** BEGIN **

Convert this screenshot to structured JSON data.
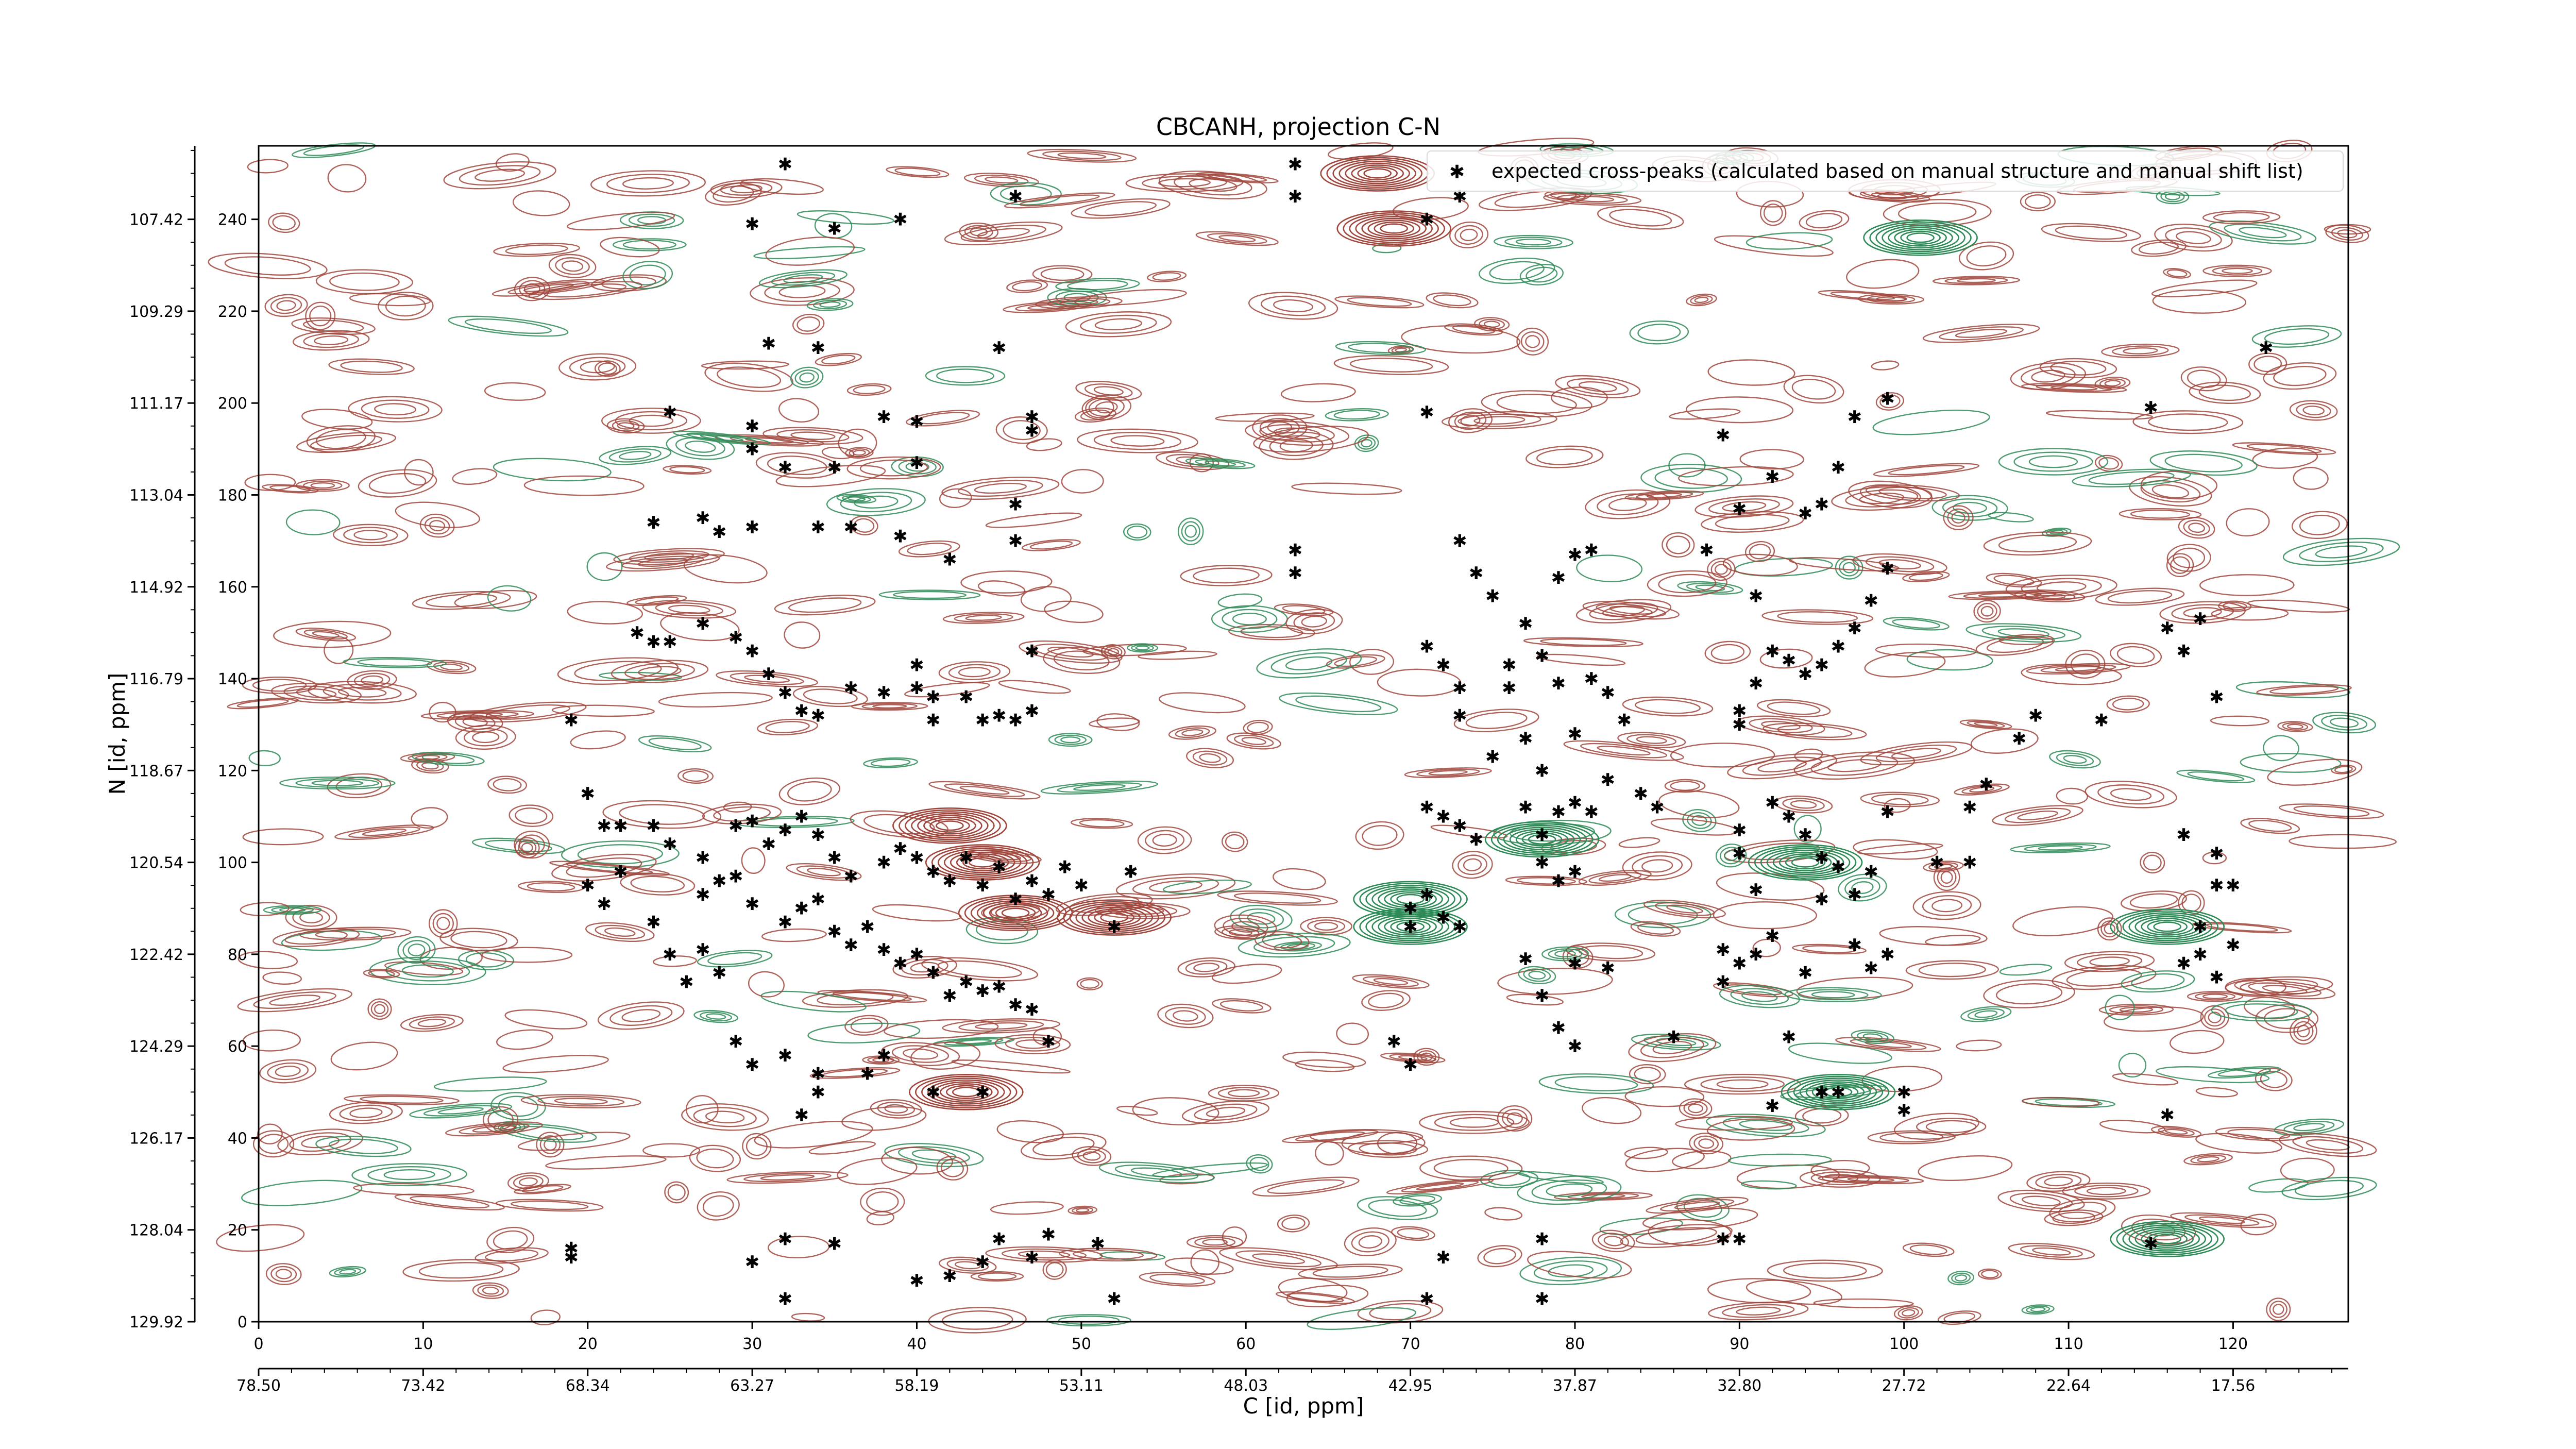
{
  "chart_data": {
    "type": "scatter",
    "title": "CBCANH, projection C-N",
    "xlabel": "C [id, ppm]",
    "ylabel": "N [id, ppm]",
    "xlim": [
      0,
      127
    ],
    "ylim": [
      0,
      256
    ],
    "x_index_ticks": [
      "0",
      "10",
      "20",
      "30",
      "40",
      "50",
      "60",
      "70",
      "80",
      "90",
      "100",
      "110",
      "120"
    ],
    "x_ppm_ticks": [
      "78.50",
      "73.42",
      "68.34",
      "63.27",
      "58.19",
      "53.11",
      "48.03",
      "42.95",
      "37.87",
      "32.80",
      "27.72",
      "22.64",
      "17.56"
    ],
    "y_index_ticks": [
      "0",
      "20",
      "40",
      "60",
      "80",
      "100",
      "120",
      "140",
      "160",
      "180",
      "200",
      "220",
      "240"
    ],
    "y_ppm_ticks": [
      "129.92",
      "128.04",
      "126.17",
      "124.29",
      "122.42",
      "120.54",
      "118.67",
      "116.79",
      "114.92",
      "113.04",
      "111.17",
      "109.29",
      "107.42"
    ],
    "legend": {
      "position": "top-right",
      "entries": [
        "expected cross-peaks (calculated based on manual structure and manual shift list)"
      ]
    },
    "colors": {
      "peaks": "#0000ee",
      "contour_positive": "#a0463c",
      "contour_negative": "#2e8b57"
    },
    "series": [
      {
        "name": "expected cross-peaks (calculated based on manual structure and manual shift list)",
        "points": [
          [
            32,
            252
          ],
          [
            63,
            252
          ],
          [
            30,
            239
          ],
          [
            35,
            238
          ],
          [
            39,
            240
          ],
          [
            46,
            245
          ],
          [
            63,
            245
          ],
          [
            71,
            240
          ],
          [
            73,
            245
          ],
          [
            31,
            213
          ],
          [
            34,
            212
          ],
          [
            45,
            212
          ],
          [
            122,
            212
          ],
          [
            25,
            198
          ],
          [
            30,
            195
          ],
          [
            38,
            197
          ],
          [
            40,
            196
          ],
          [
            47,
            197
          ],
          [
            30,
            190
          ],
          [
            32,
            186
          ],
          [
            35,
            186
          ],
          [
            40,
            187
          ],
          [
            47,
            194
          ],
          [
            24,
            174
          ],
          [
            27,
            175
          ],
          [
            28,
            172
          ],
          [
            30,
            173
          ],
          [
            34,
            173
          ],
          [
            36,
            173
          ],
          [
            39,
            171
          ],
          [
            42,
            166
          ],
          [
            46,
            170
          ],
          [
            46,
            178
          ],
          [
            23,
            150
          ],
          [
            24,
            148
          ],
          [
            25,
            148
          ],
          [
            27,
            152
          ],
          [
            29,
            149
          ],
          [
            30,
            146
          ],
          [
            31,
            141
          ],
          [
            32,
            137
          ],
          [
            33,
            133
          ],
          [
            34,
            132
          ],
          [
            36,
            138
          ],
          [
            38,
            137
          ],
          [
            40,
            143
          ],
          [
            40,
            138
          ],
          [
            41,
            136
          ],
          [
            41,
            131
          ],
          [
            43,
            136
          ],
          [
            44,
            131
          ],
          [
            45,
            132
          ],
          [
            46,
            131
          ],
          [
            47,
            133
          ],
          [
            47,
            146
          ],
          [
            19,
            131
          ],
          [
            20,
            115
          ],
          [
            21,
            108
          ],
          [
            22,
            108
          ],
          [
            24,
            108
          ],
          [
            25,
            104
          ],
          [
            27,
            101
          ],
          [
            28,
            96
          ],
          [
            29,
            108
          ],
          [
            30,
            109
          ],
          [
            31,
            104
          ],
          [
            32,
            107
          ],
          [
            33,
            110
          ],
          [
            34,
            106
          ],
          [
            35,
            101
          ],
          [
            36,
            97
          ],
          [
            38,
            100
          ],
          [
            39,
            103
          ],
          [
            40,
            101
          ],
          [
            41,
            98
          ],
          [
            42,
            96
          ],
          [
            43,
            101
          ],
          [
            44,
            95
          ],
          [
            45,
            99
          ],
          [
            46,
            92
          ],
          [
            47,
            96
          ],
          [
            48,
            93
          ],
          [
            49,
            99
          ],
          [
            50,
            95
          ],
          [
            52,
            86
          ],
          [
            53,
            98
          ],
          [
            27,
            93
          ],
          [
            29,
            97
          ],
          [
            30,
            91
          ],
          [
            32,
            87
          ],
          [
            33,
            90
          ],
          [
            34,
            92
          ],
          [
            35,
            85
          ],
          [
            36,
            82
          ],
          [
            37,
            86
          ],
          [
            38,
            81
          ],
          [
            39,
            78
          ],
          [
            40,
            80
          ],
          [
            41,
            76
          ],
          [
            42,
            71
          ],
          [
            43,
            74
          ],
          [
            44,
            72
          ],
          [
            45,
            73
          ],
          [
            46,
            69
          ],
          [
            47,
            68
          ],
          [
            24,
            87
          ],
          [
            25,
            80
          ],
          [
            26,
            74
          ],
          [
            27,
            81
          ],
          [
            28,
            76
          ],
          [
            29,
            61
          ],
          [
            30,
            56
          ],
          [
            32,
            58
          ],
          [
            34,
            54
          ],
          [
            37,
            54
          ],
          [
            38,
            58
          ],
          [
            41,
            50
          ],
          [
            44,
            50
          ],
          [
            48,
            61
          ],
          [
            20,
            95
          ],
          [
            21,
            91
          ],
          [
            22,
            98
          ],
          [
            63,
            163
          ],
          [
            63,
            168
          ],
          [
            71,
            198
          ],
          [
            73,
            170
          ],
          [
            74,
            163
          ],
          [
            75,
            158
          ],
          [
            71,
            147
          ],
          [
            72,
            143
          ],
          [
            73,
            138
          ],
          [
            73,
            132
          ],
          [
            71,
            112
          ],
          [
            72,
            110
          ],
          [
            73,
            108
          ],
          [
            74,
            105
          ],
          [
            72,
            88
          ],
          [
            70,
            86
          ],
          [
            73,
            86
          ],
          [
            71,
            93
          ],
          [
            70,
            90
          ],
          [
            75,
            123
          ],
          [
            77,
            127
          ],
          [
            78,
            120
          ],
          [
            77,
            112
          ],
          [
            79,
            111
          ],
          [
            80,
            113
          ],
          [
            78,
            106
          ],
          [
            81,
            111
          ],
          [
            78,
            100
          ],
          [
            80,
            98
          ],
          [
            79,
            96
          ],
          [
            82,
            137
          ],
          [
            83,
            131
          ],
          [
            80,
            128
          ],
          [
            82,
            118
          ],
          [
            84,
            115
          ],
          [
            85,
            112
          ],
          [
            79,
            139
          ],
          [
            81,
            140
          ],
          [
            76,
            138
          ],
          [
            76,
            143
          ],
          [
            78,
            145
          ],
          [
            77,
            152
          ],
          [
            79,
            162
          ],
          [
            80,
            167
          ],
          [
            81,
            168
          ],
          [
            80,
            60
          ],
          [
            79,
            64
          ],
          [
            78,
            71
          ],
          [
            69,
            61
          ],
          [
            70,
            56
          ],
          [
            77,
            79
          ],
          [
            80,
            78
          ],
          [
            82,
            77
          ],
          [
            86,
            62
          ],
          [
            89,
            81
          ],
          [
            90,
            102
          ],
          [
            91,
            94
          ],
          [
            90,
            107
          ],
          [
            92,
            113
          ],
          [
            93,
            110
          ],
          [
            94,
            106
          ],
          [
            95,
            101
          ],
          [
            96,
            99
          ],
          [
            95,
            92
          ],
          [
            97,
            93
          ],
          [
            98,
            98
          ],
          [
            99,
            111
          ],
          [
            90,
            133
          ],
          [
            91,
            139
          ],
          [
            92,
            146
          ],
          [
            93,
            144
          ],
          [
            94,
            141
          ],
          [
            95,
            143
          ],
          [
            96,
            147
          ],
          [
            97,
            151
          ],
          [
            98,
            157
          ],
          [
            99,
            164
          ],
          [
            90,
            177
          ],
          [
            92,
            184
          ],
          [
            94,
            176
          ],
          [
            95,
            178
          ],
          [
            96,
            186
          ],
          [
            97,
            197
          ],
          [
            99,
            201
          ],
          [
            89,
            193
          ],
          [
            91,
            158
          ],
          [
            88,
            168
          ],
          [
            90,
            130
          ],
          [
            102,
            100
          ],
          [
            104,
            100
          ],
          [
            104,
            112
          ],
          [
            105,
            117
          ],
          [
            107,
            127
          ],
          [
            108,
            132
          ],
          [
            89,
            74
          ],
          [
            91,
            80
          ],
          [
            90,
            78
          ],
          [
            93,
            62
          ],
          [
            95,
            50
          ],
          [
            97,
            82
          ],
          [
            98,
            77
          ],
          [
            99,
            80
          ],
          [
            100,
            46
          ],
          [
            92,
            84
          ],
          [
            94,
            76
          ],
          [
            117,
            106
          ],
          [
            119,
            102
          ],
          [
            119,
            95
          ],
          [
            120,
            95
          ],
          [
            118,
            86
          ],
          [
            118,
            80
          ],
          [
            117,
            78
          ],
          [
            120,
            82
          ],
          [
            119,
            75
          ],
          [
            116,
            151
          ],
          [
            117,
            146
          ],
          [
            118,
            153
          ],
          [
            119,
            136
          ],
          [
            112,
            131
          ],
          [
            115,
            199
          ],
          [
            51,
            17
          ],
          [
            47,
            14
          ],
          [
            48,
            19
          ],
          [
            45,
            18
          ],
          [
            44,
            13
          ],
          [
            42,
            10
          ],
          [
            40,
            9
          ],
          [
            52,
            5
          ],
          [
            35,
            17
          ],
          [
            32,
            18
          ],
          [
            30,
            13
          ],
          [
            32,
            5
          ],
          [
            19,
            16
          ],
          [
            19,
            14
          ],
          [
            71,
            5
          ],
          [
            72,
            14
          ],
          [
            78,
            18
          ],
          [
            78,
            5
          ],
          [
            89,
            18
          ],
          [
            90,
            18
          ],
          [
            115,
            17
          ],
          [
            116,
            45
          ],
          [
            92,
            47
          ],
          [
            100,
            50
          ],
          [
            96,
            50
          ],
          [
            33,
            45
          ],
          [
            34,
            50
          ]
        ]
      }
    ]
  }
}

** END **

> _WHAT NEEDS TO BE DONE_: Select every line in the records above that contains the word "list".

> _SOLUTION_:
        "expected cross-peaks (calculated based on manual structure and manual shift list)"
        "name": "expected cross-peaks (calculated based on manual structure and manual shift list)",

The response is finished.